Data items
########################################
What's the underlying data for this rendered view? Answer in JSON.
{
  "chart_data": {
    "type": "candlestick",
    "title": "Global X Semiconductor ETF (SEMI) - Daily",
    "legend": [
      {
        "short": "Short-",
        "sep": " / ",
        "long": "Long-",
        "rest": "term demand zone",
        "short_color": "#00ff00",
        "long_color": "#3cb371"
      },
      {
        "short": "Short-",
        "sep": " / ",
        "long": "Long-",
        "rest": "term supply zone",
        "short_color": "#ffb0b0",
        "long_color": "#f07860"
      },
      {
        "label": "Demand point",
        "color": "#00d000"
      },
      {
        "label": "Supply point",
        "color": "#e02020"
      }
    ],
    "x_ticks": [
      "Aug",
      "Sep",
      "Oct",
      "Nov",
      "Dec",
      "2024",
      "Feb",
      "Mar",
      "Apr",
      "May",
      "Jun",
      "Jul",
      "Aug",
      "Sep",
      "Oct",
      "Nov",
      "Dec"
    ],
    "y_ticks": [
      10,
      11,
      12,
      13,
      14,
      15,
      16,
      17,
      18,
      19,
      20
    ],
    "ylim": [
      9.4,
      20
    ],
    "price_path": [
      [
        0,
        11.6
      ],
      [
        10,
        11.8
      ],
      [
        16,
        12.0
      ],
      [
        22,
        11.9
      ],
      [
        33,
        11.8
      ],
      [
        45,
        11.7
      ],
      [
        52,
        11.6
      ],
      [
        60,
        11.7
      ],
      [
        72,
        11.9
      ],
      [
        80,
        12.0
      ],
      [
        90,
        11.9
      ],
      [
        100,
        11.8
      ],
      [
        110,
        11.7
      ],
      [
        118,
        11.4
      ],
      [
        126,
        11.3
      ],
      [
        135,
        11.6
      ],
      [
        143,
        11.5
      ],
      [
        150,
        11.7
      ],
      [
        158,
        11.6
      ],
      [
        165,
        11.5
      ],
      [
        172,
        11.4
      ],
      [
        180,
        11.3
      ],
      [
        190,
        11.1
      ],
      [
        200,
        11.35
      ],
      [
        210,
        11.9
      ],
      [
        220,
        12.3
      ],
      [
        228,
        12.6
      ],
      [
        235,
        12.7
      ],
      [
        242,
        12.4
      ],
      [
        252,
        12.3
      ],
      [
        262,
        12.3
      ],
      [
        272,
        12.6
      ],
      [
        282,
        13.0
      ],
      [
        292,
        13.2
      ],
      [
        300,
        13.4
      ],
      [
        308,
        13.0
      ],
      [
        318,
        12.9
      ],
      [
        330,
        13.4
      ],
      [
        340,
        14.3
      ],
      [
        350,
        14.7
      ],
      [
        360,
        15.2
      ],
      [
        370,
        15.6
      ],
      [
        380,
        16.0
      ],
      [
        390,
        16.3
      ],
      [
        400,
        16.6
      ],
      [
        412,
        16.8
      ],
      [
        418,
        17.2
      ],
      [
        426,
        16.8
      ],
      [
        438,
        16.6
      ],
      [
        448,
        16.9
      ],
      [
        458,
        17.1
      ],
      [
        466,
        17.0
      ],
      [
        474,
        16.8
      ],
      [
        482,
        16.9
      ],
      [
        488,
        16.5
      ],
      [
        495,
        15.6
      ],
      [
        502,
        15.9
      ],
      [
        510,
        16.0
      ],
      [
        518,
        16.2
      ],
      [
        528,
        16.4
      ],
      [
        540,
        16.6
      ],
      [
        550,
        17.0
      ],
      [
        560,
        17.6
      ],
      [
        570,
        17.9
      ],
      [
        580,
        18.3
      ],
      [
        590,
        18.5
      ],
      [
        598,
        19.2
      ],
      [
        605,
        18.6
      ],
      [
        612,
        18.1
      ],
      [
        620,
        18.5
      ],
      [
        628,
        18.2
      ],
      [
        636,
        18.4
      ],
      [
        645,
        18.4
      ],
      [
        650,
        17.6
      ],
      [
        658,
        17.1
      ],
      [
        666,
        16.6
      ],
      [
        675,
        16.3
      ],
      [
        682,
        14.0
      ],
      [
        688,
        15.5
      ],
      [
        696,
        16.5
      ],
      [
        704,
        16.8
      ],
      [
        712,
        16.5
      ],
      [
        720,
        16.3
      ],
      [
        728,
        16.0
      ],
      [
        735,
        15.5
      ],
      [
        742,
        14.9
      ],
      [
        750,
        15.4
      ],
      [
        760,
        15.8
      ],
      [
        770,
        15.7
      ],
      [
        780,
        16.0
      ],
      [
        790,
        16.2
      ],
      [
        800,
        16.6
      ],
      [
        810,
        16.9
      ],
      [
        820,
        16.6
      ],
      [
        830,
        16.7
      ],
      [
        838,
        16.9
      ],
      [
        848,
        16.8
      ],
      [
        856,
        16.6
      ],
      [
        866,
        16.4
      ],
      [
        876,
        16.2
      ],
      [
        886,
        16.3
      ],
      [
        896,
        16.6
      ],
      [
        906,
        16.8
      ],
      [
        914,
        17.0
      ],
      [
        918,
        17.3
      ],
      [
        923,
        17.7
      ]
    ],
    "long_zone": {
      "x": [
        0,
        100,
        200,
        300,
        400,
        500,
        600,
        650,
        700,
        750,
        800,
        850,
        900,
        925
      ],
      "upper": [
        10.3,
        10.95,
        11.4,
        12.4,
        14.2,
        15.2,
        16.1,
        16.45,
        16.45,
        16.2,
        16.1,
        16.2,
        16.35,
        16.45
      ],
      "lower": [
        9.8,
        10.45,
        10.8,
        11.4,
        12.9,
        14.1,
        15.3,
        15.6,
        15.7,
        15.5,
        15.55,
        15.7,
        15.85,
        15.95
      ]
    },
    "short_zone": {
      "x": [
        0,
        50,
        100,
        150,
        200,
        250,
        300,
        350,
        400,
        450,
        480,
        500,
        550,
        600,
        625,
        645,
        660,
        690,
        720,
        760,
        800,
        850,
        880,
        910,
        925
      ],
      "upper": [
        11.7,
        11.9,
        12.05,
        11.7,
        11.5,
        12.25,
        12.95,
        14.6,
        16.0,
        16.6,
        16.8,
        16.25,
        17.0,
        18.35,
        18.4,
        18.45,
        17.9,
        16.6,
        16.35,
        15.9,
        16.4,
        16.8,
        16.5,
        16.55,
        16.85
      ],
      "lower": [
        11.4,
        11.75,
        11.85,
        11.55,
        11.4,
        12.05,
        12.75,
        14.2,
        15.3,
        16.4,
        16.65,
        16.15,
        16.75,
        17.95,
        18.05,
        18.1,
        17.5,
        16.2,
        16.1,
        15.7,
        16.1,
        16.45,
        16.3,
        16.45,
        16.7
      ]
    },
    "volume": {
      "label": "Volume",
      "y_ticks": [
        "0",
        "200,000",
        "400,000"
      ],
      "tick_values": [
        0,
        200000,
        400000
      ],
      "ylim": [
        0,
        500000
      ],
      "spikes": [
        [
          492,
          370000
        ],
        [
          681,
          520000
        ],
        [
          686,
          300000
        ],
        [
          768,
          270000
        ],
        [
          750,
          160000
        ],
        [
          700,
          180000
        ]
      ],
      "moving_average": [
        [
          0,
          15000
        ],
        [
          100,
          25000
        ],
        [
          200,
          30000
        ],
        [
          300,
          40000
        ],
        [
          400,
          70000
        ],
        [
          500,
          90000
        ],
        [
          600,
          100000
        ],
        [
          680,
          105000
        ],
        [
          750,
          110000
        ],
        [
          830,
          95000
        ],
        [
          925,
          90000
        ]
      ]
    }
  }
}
########################################
Return every record, word for word.

## Finished task:
What's the underlying data for this rendered view? Answer in JSON.
{
  "chart_data": {
    "type": "candlestick",
    "title": "Global X Semiconductor ETF (SEMI) - Daily",
    "legend": [
      {
        "short": "Short-",
        "sep": " / ",
        "long": "Long-",
        "rest": "term demand zone",
        "short_color": "#00ff00",
        "long_color": "#3cb371"
      },
      {
        "short": "Short-",
        "sep": " / ",
        "long": "Long-",
        "rest": "term supply zone",
        "short_color": "#ffb0b0",
        "long_color": "#f07860"
      },
      {
        "label": "Demand point",
        "color": "#00d000"
      },
      {
        "label": "Supply point",
        "color": "#e02020"
      }
    ],
    "x_ticks": [
      "Aug",
      "Sep",
      "Oct",
      "Nov",
      "Dec",
      "2024",
      "Feb",
      "Mar",
      "Apr",
      "May",
      "Jun",
      "Jul",
      "Aug",
      "Sep",
      "Oct",
      "Nov",
      "Dec"
    ],
    "y_ticks": [
      10,
      11,
      12,
      13,
      14,
      15,
      16,
      17,
      18,
      19,
      20
    ],
    "ylim": [
      9.4,
      20
    ],
    "price_path": [
      [
        0,
        11.6
      ],
      [
        10,
        11.8
      ],
      [
        16,
        12.0
      ],
      [
        22,
        11.9
      ],
      [
        33,
        11.8
      ],
      [
        45,
        11.7
      ],
      [
        52,
        11.6
      ],
      [
        60,
        11.7
      ],
      [
        72,
        11.9
      ],
      [
        80,
        12.0
      ],
      [
        90,
        11.9
      ],
      [
        100,
        11.8
      ],
      [
        110,
        11.7
      ],
      [
        118,
        11.4
      ],
      [
        126,
        11.3
      ],
      [
        135,
        11.6
      ],
      [
        143,
        11.5
      ],
      [
        150,
        11.7
      ],
      [
        158,
        11.6
      ],
      [
        165,
        11.5
      ],
      [
        172,
        11.4
      ],
      [
        180,
        11.3
      ],
      [
        190,
        11.1
      ],
      [
        200,
        11.35
      ],
      [
        210,
        11.9
      ],
      [
        220,
        12.3
      ],
      [
        228,
        12.6
      ],
      [
        235,
        12.7
      ],
      [
        242,
        12.4
      ],
      [
        252,
        12.3
      ],
      [
        262,
        12.3
      ],
      [
        272,
        12.6
      ],
      [
        282,
        13.0
      ],
      [
        292,
        13.2
      ],
      [
        300,
        13.4
      ],
      [
        308,
        13.0
      ],
      [
        318,
        12.9
      ],
      [
        330,
        13.4
      ],
      [
        340,
        14.3
      ],
      [
        350,
        14.7
      ],
      [
        360,
        15.2
      ],
      [
        370,
        15.6
      ],
      [
        380,
        16.0
      ],
      [
        390,
        16.3
      ],
      [
        400,
        16.6
      ],
      [
        412,
        16.8
      ],
      [
        418,
        17.2
      ],
      [
        426,
        16.8
      ],
      [
        438,
        16.6
      ],
      [
        448,
        16.9
      ],
      [
        458,
        17.1
      ],
      [
        466,
        17.0
      ],
      [
        474,
        16.8
      ],
      [
        482,
        16.9
      ],
      [
        488,
        16.5
      ],
      [
        495,
        15.6
      ],
      [
        502,
        15.9
      ],
      [
        510,
        16.0
      ],
      [
        518,
        16.2
      ],
      [
        528,
        16.4
      ],
      [
        540,
        16.6
      ],
      [
        550,
        17.0
      ],
      [
        560,
        17.6
      ],
      [
        570,
        17.9
      ],
      [
        580,
        18.3
      ],
      [
        590,
        18.5
      ],
      [
        598,
        19.2
      ],
      [
        605,
        18.6
      ],
      [
        612,
        18.1
      ],
      [
        620,
        18.5
      ],
      [
        628,
        18.2
      ],
      [
        636,
        18.4
      ],
      [
        645,
        18.4
      ],
      [
        650,
        17.6
      ],
      [
        658,
        17.1
      ],
      [
        666,
        16.6
      ],
      [
        675,
        16.3
      ],
      [
        682,
        14.0
      ],
      [
        688,
        15.5
      ],
      [
        696,
        16.5
      ],
      [
        704,
        16.8
      ],
      [
        712,
        16.5
      ],
      [
        720,
        16.3
      ],
      [
        728,
        16.0
      ],
      [
        735,
        15.5
      ],
      [
        742,
        14.9
      ],
      [
        750,
        15.4
      ],
      [
        760,
        15.8
      ],
      [
        770,
        15.7
      ],
      [
        780,
        16.0
      ],
      [
        790,
        16.2
      ],
      [
        800,
        16.6
      ],
      [
        810,
        16.9
      ],
      [
        820,
        16.6
      ],
      [
        830,
        16.7
      ],
      [
        838,
        16.9
      ],
      [
        848,
        16.8
      ],
      [
        856,
        16.6
      ],
      [
        866,
        16.4
      ],
      [
        876,
        16.2
      ],
      [
        886,
        16.3
      ],
      [
        896,
        16.6
      ],
      [
        906,
        16.8
      ],
      [
        914,
        17.0
      ],
      [
        918,
        17.3
      ],
      [
        923,
        17.7
      ]
    ],
    "long_zone": {
      "x": [
        0,
        100,
        200,
        300,
        400,
        500,
        600,
        650,
        700,
        750,
        800,
        850,
        900,
        925
      ],
      "upper": [
        10.3,
        10.95,
        11.4,
        12.4,
        14.2,
        15.2,
        16.1,
        16.45,
        16.45,
        16.2,
        16.1,
        16.2,
        16.35,
        16.45
      ],
      "lower": [
        9.8,
        10.45,
        10.8,
        11.4,
        12.9,
        14.1,
        15.3,
        15.6,
        15.7,
        15.5,
        15.55,
        15.7,
        15.85,
        15.95
      ]
    },
    "short_zone": {
      "x": [
        0,
        50,
        100,
        150,
        200,
        250,
        300,
        350,
        400,
        450,
        480,
        500,
        550,
        600,
        625,
        645,
        660,
        690,
        720,
        760,
        800,
        850,
        880,
        910,
        925
      ],
      "upper": [
        11.7,
        11.9,
        12.05,
        11.7,
        11.5,
        12.25,
        12.95,
        14.6,
        16.0,
        16.6,
        16.8,
        16.25,
        17.0,
        18.35,
        18.4,
        18.45,
        17.9,
        16.6,
        16.35,
        15.9,
        16.4,
        16.8,
        16.5,
        16.55,
        16.85
      ],
      "lower": [
        11.4,
        11.75,
        11.85,
        11.55,
        11.4,
        12.05,
        12.75,
        14.2,
        15.3,
        16.4,
        16.65,
        16.15,
        16.75,
        17.95,
        18.05,
        18.1,
        17.5,
        16.2,
        16.1,
        15.7,
        16.1,
        16.45,
        16.3,
        16.45,
        16.7
      ]
    },
    "volume": {
      "label": "Volume",
      "y_ticks": [
        "0",
        "200,000",
        "400,000"
      ],
      "tick_values": [
        0,
        200000,
        400000
      ],
      "ylim": [
        0,
        500000
      ],
      "spikes": [
        [
          492,
          370000
        ],
        [
          681,
          520000
        ],
        [
          686,
          300000
        ],
        [
          768,
          270000
        ],
        [
          750,
          160000
        ],
        [
          700,
          180000
        ]
      ],
      "moving_average": [
        [
          0,
          15000
        ],
        [
          100,
          25000
        ],
        [
          200,
          30000
        ],
        [
          300,
          40000
        ],
        [
          400,
          70000
        ],
        [
          500,
          90000
        ],
        [
          600,
          100000
        ],
        [
          680,
          105000
        ],
        [
          750,
          110000
        ],
        [
          830,
          95000
        ],
        [
          925,
          90000
        ]
      ]
    }
  }
}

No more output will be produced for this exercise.